_What is being asked_:
Output the records. Match them exactly.

begin Input

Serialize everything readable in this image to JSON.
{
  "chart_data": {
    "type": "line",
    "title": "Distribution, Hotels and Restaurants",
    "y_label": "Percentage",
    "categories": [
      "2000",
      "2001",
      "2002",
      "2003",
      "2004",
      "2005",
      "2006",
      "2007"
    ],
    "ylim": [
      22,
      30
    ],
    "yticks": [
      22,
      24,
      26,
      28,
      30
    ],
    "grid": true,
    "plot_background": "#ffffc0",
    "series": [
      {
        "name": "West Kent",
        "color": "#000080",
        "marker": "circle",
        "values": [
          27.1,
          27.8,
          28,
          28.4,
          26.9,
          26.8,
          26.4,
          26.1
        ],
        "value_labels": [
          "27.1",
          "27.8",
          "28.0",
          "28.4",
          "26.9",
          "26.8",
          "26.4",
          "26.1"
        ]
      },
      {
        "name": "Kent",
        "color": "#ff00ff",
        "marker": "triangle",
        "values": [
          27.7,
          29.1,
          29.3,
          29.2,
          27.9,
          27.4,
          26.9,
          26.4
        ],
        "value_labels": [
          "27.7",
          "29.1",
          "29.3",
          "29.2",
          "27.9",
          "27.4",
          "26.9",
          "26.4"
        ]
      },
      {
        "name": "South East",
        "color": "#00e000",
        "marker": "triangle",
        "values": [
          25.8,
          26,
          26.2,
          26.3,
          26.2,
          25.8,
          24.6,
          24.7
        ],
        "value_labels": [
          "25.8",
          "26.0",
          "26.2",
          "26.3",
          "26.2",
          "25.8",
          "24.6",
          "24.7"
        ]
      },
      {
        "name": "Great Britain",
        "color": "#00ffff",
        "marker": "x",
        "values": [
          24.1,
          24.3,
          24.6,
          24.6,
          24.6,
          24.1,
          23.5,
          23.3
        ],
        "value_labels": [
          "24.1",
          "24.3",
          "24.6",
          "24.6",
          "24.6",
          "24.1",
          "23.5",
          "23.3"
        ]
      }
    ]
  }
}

end Input

_Full response_:
Serialize everything readable in this image to JSON.
{
  "chart_data": {
    "type": "line",
    "title": "Distribution, Hotels and Restaurants",
    "y_label": "Percentage",
    "categories": [
      "2000",
      "2001",
      "2002",
      "2003",
      "2004",
      "2005",
      "2006",
      "2007"
    ],
    "ylim": [
      22,
      30
    ],
    "yticks": [
      22,
      24,
      26,
      28,
      30
    ],
    "grid": true,
    "plot_background": "#ffffc0",
    "series": [
      {
        "name": "West Kent",
        "color": "#000080",
        "marker": "circle",
        "values": [
          27.1,
          27.8,
          28,
          28.4,
          26.9,
          26.8,
          26.4,
          26.1
        ],
        "value_labels": [
          "27.1",
          "27.8",
          "28.0",
          "28.4",
          "26.9",
          "26.8",
          "26.4",
          "26.1"
        ]
      },
      {
        "name": "Kent",
        "color": "#ff00ff",
        "marker": "triangle",
        "values": [
          27.7,
          29.1,
          29.3,
          29.2,
          27.9,
          27.4,
          26.9,
          26.4
        ],
        "value_labels": [
          "27.7",
          "29.1",
          "29.3",
          "29.2",
          "27.9",
          "27.4",
          "26.9",
          "26.4"
        ]
      },
      {
        "name": "South East",
        "color": "#00e000",
        "marker": "triangle",
        "values": [
          25.8,
          26,
          26.2,
          26.3,
          26.2,
          25.8,
          24.6,
          24.7
        ],
        "value_labels": [
          "25.8",
          "26.0",
          "26.2",
          "26.3",
          "26.2",
          "25.8",
          "24.6",
          "24.7"
        ]
      },
      {
        "name": "Great Britain",
        "color": "#00ffff",
        "marker": "x",
        "values": [
          24.1,
          24.3,
          24.6,
          24.6,
          24.6,
          24.1,
          23.5,
          23.3
        ],
        "value_labels": [
          "24.1",
          "24.3",
          "24.6",
          "24.6",
          "24.6",
          "24.1",
          "23.5",
          "23.3"
        ]
      }
    ]
  }
}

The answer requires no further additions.